* Provided records
┌────────

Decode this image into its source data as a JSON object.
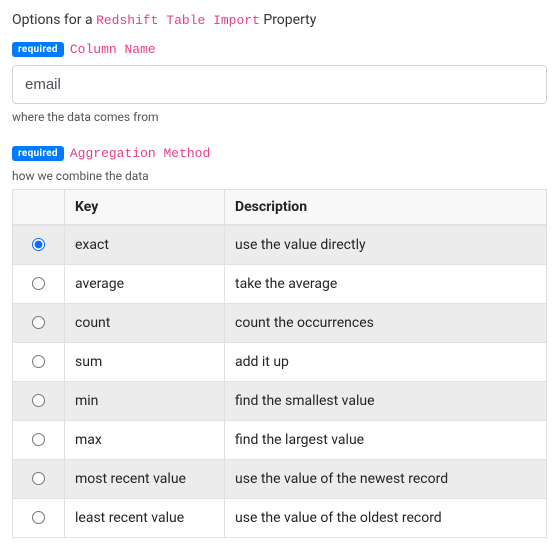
{
  "heading_prefix": "Options for a ",
  "heading_code": "Redshift Table Import",
  "heading_suffix": " Property",
  "required_label": "required",
  "column_name_field": {
    "label": "Column Name",
    "value": "email",
    "help": "where the data comes from"
  },
  "aggregation_field": {
    "label": "Aggregation Method",
    "help": "how we combine the data"
  },
  "table": {
    "headers": {
      "key": "Key",
      "description": "Description"
    },
    "rows": [
      {
        "key": "exact",
        "description": "use the value directly",
        "selected": true
      },
      {
        "key": "average",
        "description": "take the average",
        "selected": false
      },
      {
        "key": "count",
        "description": "count the occurrences",
        "selected": false
      },
      {
        "key": "sum",
        "description": "add it up",
        "selected": false
      },
      {
        "key": "min",
        "description": "find the smallest value",
        "selected": false
      },
      {
        "key": "max",
        "description": "find the largest value",
        "selected": false
      },
      {
        "key": "most recent value",
        "description": "use the value of the newest record",
        "selected": false
      },
      {
        "key": "least recent value",
        "description": "use the value of the oldest record",
        "selected": false
      }
    ]
  }
}
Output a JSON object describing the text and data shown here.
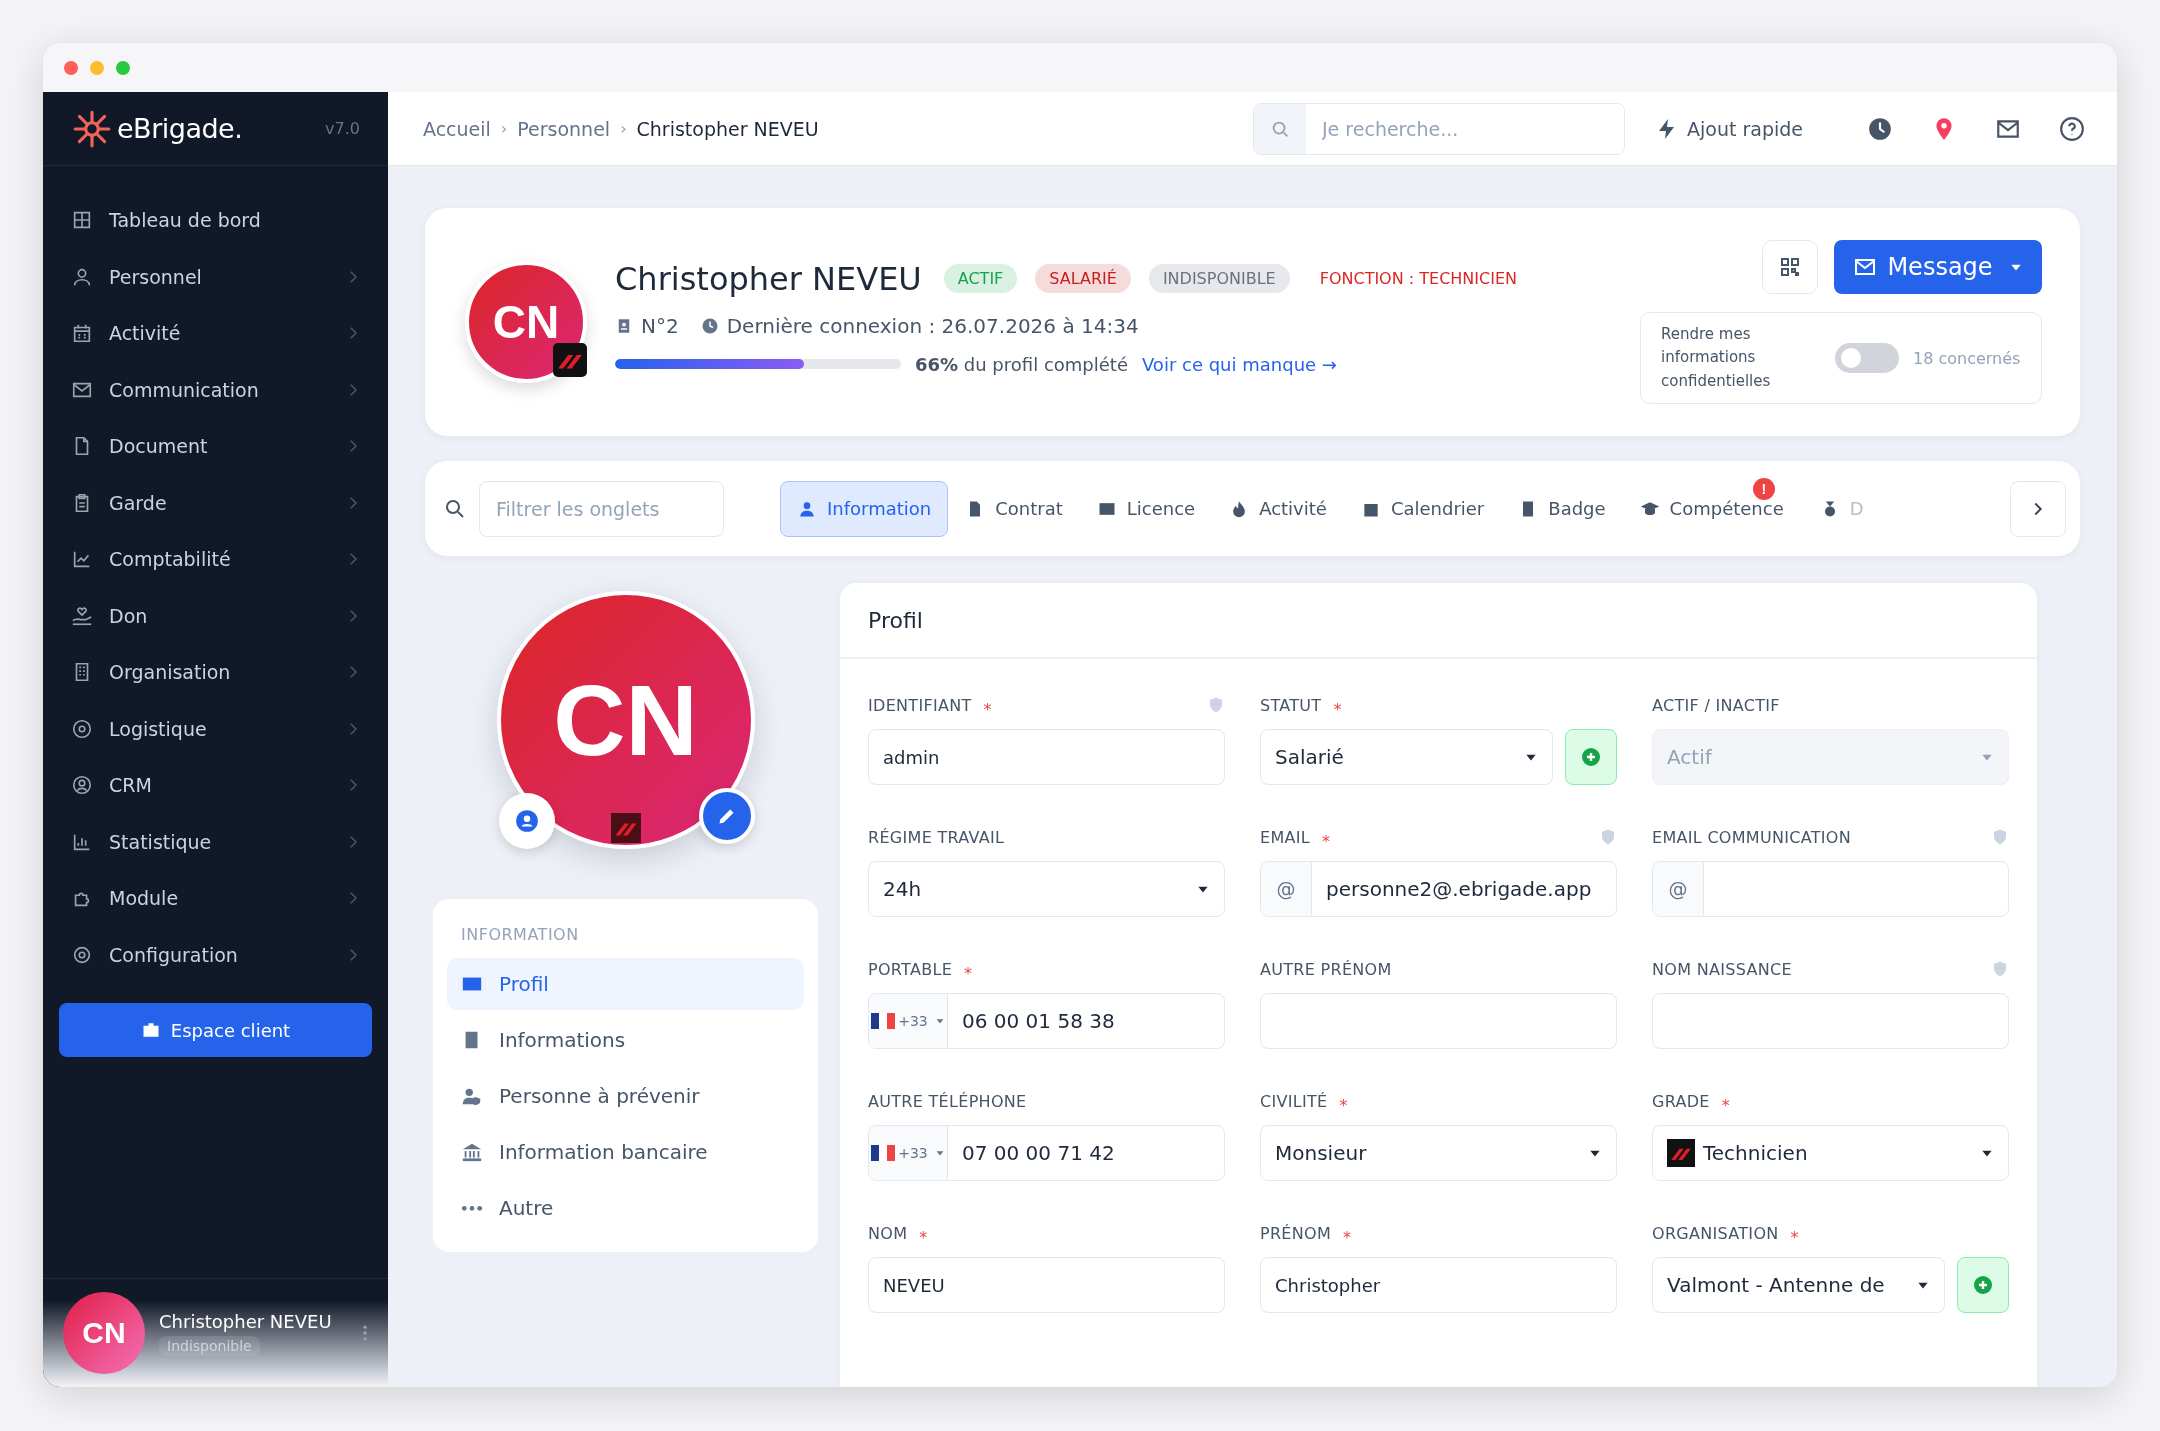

└────────

* Task brief
Leave the pictures out and write out every entry exactly as given.

* Complete response
Decode this image into its source data as a JSON object.
{
  "heading_prefix": "Options for a ",
  "heading_code": "Redshift Table Import",
  "heading_suffix": " Property",
  "required_label": "required",
  "column_name_field": {
    "label": "Column Name",
    "value": "email",
    "help": "where the data comes from"
  },
  "aggregation_field": {
    "label": "Aggregation Method",
    "help": "how we combine the data"
  },
  "table": {
    "headers": {
      "key": "Key",
      "description": "Description"
    },
    "rows": [
      {
        "key": "exact",
        "description": "use the value directly",
        "selected": true
      },
      {
        "key": "average",
        "description": "take the average",
        "selected": false
      },
      {
        "key": "count",
        "description": "count the occurrences",
        "selected": false
      },
      {
        "key": "sum",
        "description": "add it up",
        "selected": false
      },
      {
        "key": "min",
        "description": "find the smallest value",
        "selected": false
      },
      {
        "key": "max",
        "description": "find the largest value",
        "selected": false
      },
      {
        "key": "most recent value",
        "description": "use the value of the newest record",
        "selected": false
      },
      {
        "key": "least recent value",
        "description": "use the value of the oldest record",
        "selected": false
      }
    ]
  }
}
Output a JSON object describing the text and data shown here.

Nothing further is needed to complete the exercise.